START PASSAGE PROVIDED

We are not so S.M.A.R.T. as we imagine...
MVV
Power Member
Posts: 8711 Joined: 2008-08-03, 12:51 UTC
Location: Russian Federation
Post
by *MVV » 2013-04-18, 10:54 UTC
siealex ,
There is a much easier solution: disable UAC . But it is a bad solution.
MarcinW
Power Member
Posts: 852 Joined: 2012-01-23, 15:58 UTC
Location: Poland
Post
by *MarcinW » 2013-04-18, 22:49 UTC
@ghisler(Author) : maybe it's possible to register window as IDropTarget and _also_ with DragAcceptFiles function? Maybe this could allow to drop at least normal files for elevated TC?
ghisler(Author)
Site Admin
Posts: 50386 Joined: 2003-02-04, 09:46 UTC
Location: Switzerland
Contact:
Post
by *ghisler(Author) » 2013-04-22, 15:15 UTC
That doesn't seem to work: I called DragAcceptFiles(handle,true) for TC itself and for its file panels, but the cursor remained "forbidden" when dragging from lower to higher level instance. I can drag files from elevated to TC to non-elevated already in older versions, though.

END PASSAGE PROVIDED
START INPUT DATA

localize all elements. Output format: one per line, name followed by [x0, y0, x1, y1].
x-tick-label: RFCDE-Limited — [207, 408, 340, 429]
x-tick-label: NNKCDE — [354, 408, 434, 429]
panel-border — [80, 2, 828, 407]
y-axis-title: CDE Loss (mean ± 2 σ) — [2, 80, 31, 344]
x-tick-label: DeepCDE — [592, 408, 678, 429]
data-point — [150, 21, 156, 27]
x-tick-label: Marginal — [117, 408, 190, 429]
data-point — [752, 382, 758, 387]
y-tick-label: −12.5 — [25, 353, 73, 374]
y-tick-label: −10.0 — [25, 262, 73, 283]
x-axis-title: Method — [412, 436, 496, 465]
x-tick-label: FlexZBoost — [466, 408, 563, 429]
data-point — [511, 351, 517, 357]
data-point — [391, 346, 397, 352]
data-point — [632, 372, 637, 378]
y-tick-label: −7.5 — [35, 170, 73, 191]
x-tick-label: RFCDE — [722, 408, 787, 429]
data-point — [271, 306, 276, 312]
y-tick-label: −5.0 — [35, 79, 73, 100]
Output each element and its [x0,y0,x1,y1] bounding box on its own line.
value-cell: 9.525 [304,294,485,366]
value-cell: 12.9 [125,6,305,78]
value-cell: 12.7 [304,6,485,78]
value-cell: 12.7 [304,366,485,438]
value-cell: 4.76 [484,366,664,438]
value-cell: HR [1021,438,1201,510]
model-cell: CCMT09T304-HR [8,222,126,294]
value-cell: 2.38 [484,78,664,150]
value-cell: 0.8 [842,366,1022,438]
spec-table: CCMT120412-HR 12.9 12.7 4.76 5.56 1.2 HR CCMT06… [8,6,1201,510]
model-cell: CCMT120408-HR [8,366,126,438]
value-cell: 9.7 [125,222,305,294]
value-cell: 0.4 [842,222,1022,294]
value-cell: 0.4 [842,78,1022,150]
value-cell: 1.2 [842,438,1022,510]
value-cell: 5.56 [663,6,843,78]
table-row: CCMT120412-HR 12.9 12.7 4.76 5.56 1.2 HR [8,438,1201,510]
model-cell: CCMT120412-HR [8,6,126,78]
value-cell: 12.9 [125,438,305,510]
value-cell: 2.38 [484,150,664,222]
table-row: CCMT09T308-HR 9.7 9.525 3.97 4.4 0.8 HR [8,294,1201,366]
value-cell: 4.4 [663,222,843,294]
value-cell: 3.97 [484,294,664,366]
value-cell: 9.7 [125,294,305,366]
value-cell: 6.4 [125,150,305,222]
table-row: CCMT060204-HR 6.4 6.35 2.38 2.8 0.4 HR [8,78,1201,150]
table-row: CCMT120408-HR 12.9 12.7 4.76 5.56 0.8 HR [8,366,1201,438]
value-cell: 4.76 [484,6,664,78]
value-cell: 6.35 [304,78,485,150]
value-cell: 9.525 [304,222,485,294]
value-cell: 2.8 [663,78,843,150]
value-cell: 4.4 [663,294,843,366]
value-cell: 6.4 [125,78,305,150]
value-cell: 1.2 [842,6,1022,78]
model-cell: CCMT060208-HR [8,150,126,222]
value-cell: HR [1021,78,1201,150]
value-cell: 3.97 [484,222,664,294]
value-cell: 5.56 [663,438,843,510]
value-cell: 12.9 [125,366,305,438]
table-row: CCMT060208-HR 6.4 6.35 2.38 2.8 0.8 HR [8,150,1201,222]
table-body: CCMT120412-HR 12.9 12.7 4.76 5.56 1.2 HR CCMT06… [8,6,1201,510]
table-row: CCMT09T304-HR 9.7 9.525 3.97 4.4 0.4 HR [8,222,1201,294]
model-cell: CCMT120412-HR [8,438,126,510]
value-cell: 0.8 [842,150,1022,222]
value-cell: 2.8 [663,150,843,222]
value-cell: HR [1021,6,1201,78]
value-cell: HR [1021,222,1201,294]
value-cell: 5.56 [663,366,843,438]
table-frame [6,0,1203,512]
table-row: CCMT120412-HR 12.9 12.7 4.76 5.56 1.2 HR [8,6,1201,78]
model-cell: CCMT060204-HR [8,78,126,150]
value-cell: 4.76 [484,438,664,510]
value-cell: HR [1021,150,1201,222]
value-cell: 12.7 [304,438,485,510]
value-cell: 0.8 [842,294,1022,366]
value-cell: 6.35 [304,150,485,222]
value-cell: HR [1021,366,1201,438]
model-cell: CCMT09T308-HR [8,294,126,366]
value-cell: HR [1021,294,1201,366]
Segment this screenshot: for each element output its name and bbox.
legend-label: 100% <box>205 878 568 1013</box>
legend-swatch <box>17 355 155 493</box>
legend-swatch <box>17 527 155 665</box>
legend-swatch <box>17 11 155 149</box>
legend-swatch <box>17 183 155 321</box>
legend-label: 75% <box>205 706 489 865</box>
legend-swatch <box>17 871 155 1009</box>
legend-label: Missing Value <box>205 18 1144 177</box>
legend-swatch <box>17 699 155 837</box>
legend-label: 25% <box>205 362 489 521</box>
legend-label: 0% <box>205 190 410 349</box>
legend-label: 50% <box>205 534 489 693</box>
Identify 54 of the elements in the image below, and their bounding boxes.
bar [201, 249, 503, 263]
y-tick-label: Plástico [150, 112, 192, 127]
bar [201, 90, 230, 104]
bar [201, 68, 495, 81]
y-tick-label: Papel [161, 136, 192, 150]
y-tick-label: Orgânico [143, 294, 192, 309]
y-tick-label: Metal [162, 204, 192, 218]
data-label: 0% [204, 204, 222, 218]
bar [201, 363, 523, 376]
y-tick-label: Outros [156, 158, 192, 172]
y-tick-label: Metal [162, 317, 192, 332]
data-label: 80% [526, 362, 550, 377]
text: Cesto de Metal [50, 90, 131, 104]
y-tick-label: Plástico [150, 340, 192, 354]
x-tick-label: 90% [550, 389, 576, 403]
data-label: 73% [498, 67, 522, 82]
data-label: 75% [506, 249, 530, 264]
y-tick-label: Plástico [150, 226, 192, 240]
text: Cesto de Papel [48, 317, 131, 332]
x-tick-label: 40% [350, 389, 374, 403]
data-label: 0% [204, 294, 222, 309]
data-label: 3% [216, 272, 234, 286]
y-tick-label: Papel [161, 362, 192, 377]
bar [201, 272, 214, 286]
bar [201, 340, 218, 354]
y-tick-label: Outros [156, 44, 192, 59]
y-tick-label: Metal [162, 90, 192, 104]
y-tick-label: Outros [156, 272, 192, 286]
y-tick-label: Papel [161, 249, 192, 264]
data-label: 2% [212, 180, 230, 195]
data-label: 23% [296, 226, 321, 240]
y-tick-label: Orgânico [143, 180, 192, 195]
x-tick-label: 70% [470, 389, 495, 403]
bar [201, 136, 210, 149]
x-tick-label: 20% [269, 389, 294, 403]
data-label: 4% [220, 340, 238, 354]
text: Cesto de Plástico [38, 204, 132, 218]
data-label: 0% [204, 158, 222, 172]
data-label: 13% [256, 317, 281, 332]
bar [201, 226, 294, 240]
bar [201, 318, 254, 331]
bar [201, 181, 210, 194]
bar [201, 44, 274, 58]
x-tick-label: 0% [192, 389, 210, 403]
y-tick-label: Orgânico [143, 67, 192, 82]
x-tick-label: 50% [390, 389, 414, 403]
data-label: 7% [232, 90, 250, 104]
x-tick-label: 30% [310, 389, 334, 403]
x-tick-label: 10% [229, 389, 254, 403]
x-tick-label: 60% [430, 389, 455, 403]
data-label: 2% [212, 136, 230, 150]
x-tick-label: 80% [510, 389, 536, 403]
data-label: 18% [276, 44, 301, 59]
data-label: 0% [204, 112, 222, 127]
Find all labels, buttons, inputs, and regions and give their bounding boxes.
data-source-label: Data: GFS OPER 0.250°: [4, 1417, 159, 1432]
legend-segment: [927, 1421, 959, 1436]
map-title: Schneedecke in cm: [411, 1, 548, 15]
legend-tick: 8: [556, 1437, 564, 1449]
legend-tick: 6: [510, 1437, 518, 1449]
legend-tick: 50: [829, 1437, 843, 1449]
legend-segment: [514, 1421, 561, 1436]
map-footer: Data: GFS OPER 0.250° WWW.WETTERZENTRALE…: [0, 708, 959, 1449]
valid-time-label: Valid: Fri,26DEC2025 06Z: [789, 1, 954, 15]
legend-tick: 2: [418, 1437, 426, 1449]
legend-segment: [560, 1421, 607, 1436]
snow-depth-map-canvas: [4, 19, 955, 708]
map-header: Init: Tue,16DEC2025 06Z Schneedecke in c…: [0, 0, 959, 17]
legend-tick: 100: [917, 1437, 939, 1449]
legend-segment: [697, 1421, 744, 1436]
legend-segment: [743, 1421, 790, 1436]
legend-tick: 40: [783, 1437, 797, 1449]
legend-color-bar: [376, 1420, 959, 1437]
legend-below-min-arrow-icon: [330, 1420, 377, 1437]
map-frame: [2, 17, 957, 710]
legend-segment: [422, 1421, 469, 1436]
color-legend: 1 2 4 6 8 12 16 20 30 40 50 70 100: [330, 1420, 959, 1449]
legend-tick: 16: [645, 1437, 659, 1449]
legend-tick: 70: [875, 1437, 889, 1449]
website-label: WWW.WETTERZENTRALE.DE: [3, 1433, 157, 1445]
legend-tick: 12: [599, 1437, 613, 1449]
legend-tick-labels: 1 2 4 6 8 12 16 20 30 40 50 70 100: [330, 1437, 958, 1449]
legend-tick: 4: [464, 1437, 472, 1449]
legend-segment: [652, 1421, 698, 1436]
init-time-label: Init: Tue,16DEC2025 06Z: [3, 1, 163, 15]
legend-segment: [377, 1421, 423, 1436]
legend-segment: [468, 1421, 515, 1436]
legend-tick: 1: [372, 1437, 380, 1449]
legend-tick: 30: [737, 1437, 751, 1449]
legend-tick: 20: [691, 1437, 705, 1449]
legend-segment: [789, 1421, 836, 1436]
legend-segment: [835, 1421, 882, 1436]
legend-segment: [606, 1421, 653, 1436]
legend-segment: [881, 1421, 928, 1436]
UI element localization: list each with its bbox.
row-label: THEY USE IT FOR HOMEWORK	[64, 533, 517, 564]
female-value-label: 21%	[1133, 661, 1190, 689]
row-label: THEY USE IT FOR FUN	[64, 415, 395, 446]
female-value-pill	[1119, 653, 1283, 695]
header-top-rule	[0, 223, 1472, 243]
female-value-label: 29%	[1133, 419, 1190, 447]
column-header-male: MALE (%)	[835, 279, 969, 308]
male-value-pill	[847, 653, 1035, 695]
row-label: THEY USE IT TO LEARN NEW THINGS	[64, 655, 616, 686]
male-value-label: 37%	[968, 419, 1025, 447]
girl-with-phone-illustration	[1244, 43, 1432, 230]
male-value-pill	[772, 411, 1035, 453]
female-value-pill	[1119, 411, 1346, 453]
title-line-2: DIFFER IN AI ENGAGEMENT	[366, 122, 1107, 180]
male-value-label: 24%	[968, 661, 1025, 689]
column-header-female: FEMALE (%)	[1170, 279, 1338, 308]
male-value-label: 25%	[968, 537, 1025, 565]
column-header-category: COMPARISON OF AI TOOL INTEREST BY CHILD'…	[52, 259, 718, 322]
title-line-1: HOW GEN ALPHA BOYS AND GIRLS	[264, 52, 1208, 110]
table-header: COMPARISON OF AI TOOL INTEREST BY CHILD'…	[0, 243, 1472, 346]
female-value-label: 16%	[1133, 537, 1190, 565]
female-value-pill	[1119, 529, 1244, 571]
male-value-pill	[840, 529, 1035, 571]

END INPUT DATA

TASK ITEM -> Extend the forum thread on drag and drop under UAC elevation, beginning after its final post. The entries above come from a different source than the forum thread on drag and drop under UAC elevation.

THE ANSWER ->
MarcinW
Power Member
Posts: 852 Joined: 2012-01-23, 15:58 UTC
Location: Poland
Post
by *MarcinW » 2013-04-23, 15:03 UTC
So it seems that there is definitely no way to drag objects from non-elevated Explorer to elevated TC :-/
Horst.Epp
Power Member
Posts: 6950 Joined: 2003-02-06, 17:36 UTC
Location: Germany
Post
by *Horst.Epp » 2013-04-23, 16:10 UTC
MarcinW wrote: So it seems that there is definitely no way to drag objects from non-elevated Explorer to elevated TC :-/
And that is fine because it would be a security risk.
It was one of the better ideas from Microsoft to prevent this.
MarcinW
Power Member
Posts: 852 Joined: 2012-01-23, 15:58 UTC
Location: Poland
Post
by *MarcinW » 2013-04-23, 16:20 UTC
Yes, you are right, this would be a security hole.